-- Goal --
Print the listing below exactly.
═════ Records shown
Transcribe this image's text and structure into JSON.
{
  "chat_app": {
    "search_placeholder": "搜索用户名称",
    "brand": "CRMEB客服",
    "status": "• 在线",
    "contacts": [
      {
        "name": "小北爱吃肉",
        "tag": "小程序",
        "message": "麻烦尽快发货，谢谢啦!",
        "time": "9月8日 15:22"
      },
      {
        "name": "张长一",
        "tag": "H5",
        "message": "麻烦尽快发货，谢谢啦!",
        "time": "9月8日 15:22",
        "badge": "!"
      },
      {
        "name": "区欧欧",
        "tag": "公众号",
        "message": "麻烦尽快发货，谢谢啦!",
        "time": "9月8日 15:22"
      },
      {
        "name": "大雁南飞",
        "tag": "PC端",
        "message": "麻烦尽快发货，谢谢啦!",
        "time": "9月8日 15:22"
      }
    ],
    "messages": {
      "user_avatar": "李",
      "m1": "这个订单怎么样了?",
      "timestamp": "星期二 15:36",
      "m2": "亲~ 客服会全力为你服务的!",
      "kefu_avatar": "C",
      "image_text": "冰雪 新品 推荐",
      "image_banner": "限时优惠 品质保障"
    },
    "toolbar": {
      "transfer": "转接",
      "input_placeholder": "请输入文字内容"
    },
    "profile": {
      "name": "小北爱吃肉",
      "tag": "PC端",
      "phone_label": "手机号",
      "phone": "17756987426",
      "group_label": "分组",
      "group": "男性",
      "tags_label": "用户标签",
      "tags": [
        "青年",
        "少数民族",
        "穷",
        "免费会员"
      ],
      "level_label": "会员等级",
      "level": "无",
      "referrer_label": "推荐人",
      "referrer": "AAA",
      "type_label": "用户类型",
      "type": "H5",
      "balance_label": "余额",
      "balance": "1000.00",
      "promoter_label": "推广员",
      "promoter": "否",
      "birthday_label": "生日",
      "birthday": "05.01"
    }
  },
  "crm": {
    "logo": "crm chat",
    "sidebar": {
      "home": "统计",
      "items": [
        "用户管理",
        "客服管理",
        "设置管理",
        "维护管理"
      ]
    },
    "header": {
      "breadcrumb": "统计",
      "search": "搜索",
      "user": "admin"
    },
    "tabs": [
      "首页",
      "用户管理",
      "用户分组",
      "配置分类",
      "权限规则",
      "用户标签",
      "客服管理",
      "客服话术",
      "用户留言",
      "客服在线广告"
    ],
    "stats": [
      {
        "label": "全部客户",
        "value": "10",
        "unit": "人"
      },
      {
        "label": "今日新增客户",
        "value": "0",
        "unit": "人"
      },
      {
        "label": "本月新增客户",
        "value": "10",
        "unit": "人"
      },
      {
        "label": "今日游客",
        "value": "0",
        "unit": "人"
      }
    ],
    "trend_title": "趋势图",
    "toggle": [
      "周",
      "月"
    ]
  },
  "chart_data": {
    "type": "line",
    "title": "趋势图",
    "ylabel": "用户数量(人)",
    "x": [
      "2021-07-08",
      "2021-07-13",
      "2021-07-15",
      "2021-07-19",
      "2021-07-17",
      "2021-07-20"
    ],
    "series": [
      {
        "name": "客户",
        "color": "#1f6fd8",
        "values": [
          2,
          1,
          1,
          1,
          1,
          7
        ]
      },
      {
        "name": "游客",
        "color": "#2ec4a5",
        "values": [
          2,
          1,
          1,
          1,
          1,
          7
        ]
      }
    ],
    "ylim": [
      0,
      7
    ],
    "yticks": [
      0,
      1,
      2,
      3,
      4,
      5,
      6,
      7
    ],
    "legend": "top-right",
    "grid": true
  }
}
══════════
-- Solved problem --
Transcribe this image's text and structure into JSON.
{
  "chat_app": {
    "search_placeholder": "搜索用户名称",
    "brand": "CRMEB客服",
    "status": "• 在线",
    "contacts": [
      {
        "name": "小北爱吃肉",
        "tag": "小程序",
        "message": "麻烦尽快发货，谢谢啦!",
        "time": "9月8日 15:22"
      },
      {
        "name": "张长一",
        "tag": "H5",
        "message": "麻烦尽快发货，谢谢啦!",
        "time": "9月8日 15:22",
        "badge": "!"
      },
      {
        "name": "区欧欧",
        "tag": "公众号",
        "message": "麻烦尽快发货，谢谢啦!",
        "time": "9月8日 15:22"
      },
      {
        "name": "大雁南飞",
        "tag": "PC端",
        "message": "麻烦尽快发货，谢谢啦!",
        "time": "9月8日 15:22"
      }
    ],
    "messages": {
      "user_avatar": "李",
      "m1": "这个订单怎么样了?",
      "timestamp": "星期二 15:36",
      "m2": "亲~ 客服会全力为你服务的!",
      "kefu_avatar": "C",
      "image_text": "冰雪 新品 推荐",
      "image_banner": "限时优惠 品质保障"
    },
    "toolbar": {
      "transfer": "转接",
      "input_placeholder": "请输入文字内容"
    },
    "profile": {
      "name": "小北爱吃肉",
      "tag": "PC端",
      "phone_label": "手机号",
      "phone": "17756987426",
      "group_label": "分组",
      "group": "男性",
      "tags_label": "用户标签",
      "tags": [
        "青年",
        "少数民族",
        "穷",
        "免费会员"
      ],
      "level_label": "会员等级",
      "level": "无",
      "referrer_label": "推荐人",
      "referrer": "AAA",
      "type_label": "用户类型",
      "type": "H5",
      "balance_label": "余额",
      "balance": "1000.00",
      "promoter_label": "推广员",
      "promoter": "否",
      "birthday_label": "生日",
      "birthday": "05.01"
    }
  },
  "crm": {
    "logo": "crm chat",
    "sidebar": {
      "home": "统计",
      "items": [
        "用户管理",
        "客服管理",
        "设置管理",
        "维护管理"
      ]
    },
    "header": {
      "breadcrumb": "统计",
      "search": "搜索",
      "user": "admin"
    },
    "tabs": [
      "首页",
      "用户管理",
      "用户分组",
      "配置分类",
      "权限规则",
      "用户标签",
      "客服管理",
      "客服话术",
      "用户留言",
      "客服在线广告"
    ],
    "stats": [
      {
        "label": "全部客户",
        "value": "10",
        "unit": "人"
      },
      {
        "label": "今日新增客户",
        "value": "0",
        "unit": "人"
      },
      {
        "label": "本月新增客户",
        "value": "10",
        "unit": "人"
      },
      {
        "label": "今日游客",
        "value": "0",
        "unit": "人"
      }
    ],
    "trend_title": "趋势图",
    "toggle": [
      "周",
      "月"
    ]
  },
  "chart_data": {
    "type": "line",
    "title": "趋势图",
    "ylabel": "用户数量(人)",
    "x": [
      "2021-07-08",
      "2021-07-13",
      "2021-07-15",
      "2021-07-19",
      "2021-07-17",
      "2021-07-20"
    ],
    "series": [
      {
        "name": "客户",
        "color": "#1f6fd8",
        "values": [
          2,
          1,
          1,
          1,
          1,
          7
        ]
      },
      {
        "name": "游客",
        "color": "#2ec4a5",
        "values": [
          2,
          1,
          1,
          1,
          1,
          7
        ]
      }
    ],
    "ylim": [
      0,
      7
    ],
    "yticks": [
      0,
      1,
      2,
      3,
      4,
      5,
      6,
      7
    ],
    "legend": "top-right",
    "grid": true
  }
}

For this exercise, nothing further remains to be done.